## STATED EXERCISE
The required output is the line containing "OCR this image." through the final line of the material below, printed exactly, with no other lines.

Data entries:
* * *
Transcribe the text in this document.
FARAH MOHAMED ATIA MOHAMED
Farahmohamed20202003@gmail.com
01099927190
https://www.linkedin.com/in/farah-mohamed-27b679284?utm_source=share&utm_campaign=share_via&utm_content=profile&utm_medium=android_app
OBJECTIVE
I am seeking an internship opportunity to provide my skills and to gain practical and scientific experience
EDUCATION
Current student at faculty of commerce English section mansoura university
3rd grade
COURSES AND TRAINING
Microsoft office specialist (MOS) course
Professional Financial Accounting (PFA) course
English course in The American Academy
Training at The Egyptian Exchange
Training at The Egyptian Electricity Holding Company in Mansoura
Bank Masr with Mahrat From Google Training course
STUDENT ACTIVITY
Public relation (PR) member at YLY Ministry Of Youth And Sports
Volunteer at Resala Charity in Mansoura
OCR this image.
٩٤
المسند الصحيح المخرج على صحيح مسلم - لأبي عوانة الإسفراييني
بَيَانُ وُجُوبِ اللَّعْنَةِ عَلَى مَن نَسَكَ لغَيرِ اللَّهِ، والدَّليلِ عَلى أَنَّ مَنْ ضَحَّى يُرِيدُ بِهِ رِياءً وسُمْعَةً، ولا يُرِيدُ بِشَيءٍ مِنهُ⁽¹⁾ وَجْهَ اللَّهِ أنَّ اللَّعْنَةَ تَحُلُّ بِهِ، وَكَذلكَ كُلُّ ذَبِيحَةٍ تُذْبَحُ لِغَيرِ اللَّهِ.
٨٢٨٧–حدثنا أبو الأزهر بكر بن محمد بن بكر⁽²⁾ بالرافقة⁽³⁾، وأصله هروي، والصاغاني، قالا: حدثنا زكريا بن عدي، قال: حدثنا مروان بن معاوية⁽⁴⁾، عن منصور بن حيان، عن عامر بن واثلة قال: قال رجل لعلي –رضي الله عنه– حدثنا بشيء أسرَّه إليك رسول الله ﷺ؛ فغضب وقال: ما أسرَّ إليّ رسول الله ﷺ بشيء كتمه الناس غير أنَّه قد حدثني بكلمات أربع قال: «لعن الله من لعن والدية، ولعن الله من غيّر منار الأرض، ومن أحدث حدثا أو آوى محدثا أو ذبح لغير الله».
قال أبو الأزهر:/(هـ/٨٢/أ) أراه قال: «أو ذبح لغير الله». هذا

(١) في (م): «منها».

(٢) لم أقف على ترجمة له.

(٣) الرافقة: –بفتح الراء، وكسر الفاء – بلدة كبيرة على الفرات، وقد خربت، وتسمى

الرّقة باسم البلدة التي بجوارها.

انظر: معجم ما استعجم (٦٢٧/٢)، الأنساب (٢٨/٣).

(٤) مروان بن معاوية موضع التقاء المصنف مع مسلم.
* * *
## IN RESPONSE
OCR this image.
٩٤
المسند الصحيح المخرج على صحيح مسلم - لأبي عوانة الإسفراييني
بَيَانُ وُجُوبِ اللَّعْنَةِ عَلَى مَن نَسَكَ لغَيرِ اللَّهِ، والدَّليلِ عَلى أَنَّ مَنْ ضَحَّى يُرِيدُ بِهِ رِياءً وسُمْعَةً، ولا يُرِيدُ بِشَيءٍ مِنهُ⁽¹⁾ وَجْهَ اللَّهِ أنَّ اللَّعْنَةَ تَحُلُّ بِهِ، وَكَذلكَ كُلُّ ذَبِيحَةٍ تُذْبَحُ لِغَيرِ اللَّهِ.
٨٢٨٧–حدثنا أبو الأزهر بكر بن محمد بن بكر⁽²⁾ بالرافقة⁽³⁾، وأصله هروي، والصاغاني، قالا: حدثنا زكريا بن عدي، قال: حدثنا مروان بن معاوية⁽⁴⁾، عن منصور بن حيان، عن عامر بن واثلة قال: قال رجل لعلي –رضي الله عنه– حدثنا بشيء أسرَّه إليك رسول الله ﷺ؛ فغضب وقال: ما أسرَّ إليّ رسول الله ﷺ بشيء كتمه الناس غير أنَّه قد حدثني بكلمات أربع قال: «لعن الله من لعن والدية، ولعن الله من غيّر منار الأرض، ومن أحدث حدثا أو آوى محدثا أو ذبح لغير الله».
قال أبو الأزهر:/(هـ/٨٢/أ) أراه قال: «أو ذبح لغير الله». هذا

(١) في (م): «منها».

(٢) لم أقف على ترجمة له.

(٣) الرافقة: –بفتح الراء، وكسر الفاء – بلدة كبيرة على الفرات، وقد خربت، وتسمى

الرّقة باسم البلدة التي بجوارها.

انظر: معجم ما استعجم (٦٢٧/٢)، الأنساب (٢٨/٣).

(٤) مروان بن معاوية موضع التقاء المصنف مع مسلم.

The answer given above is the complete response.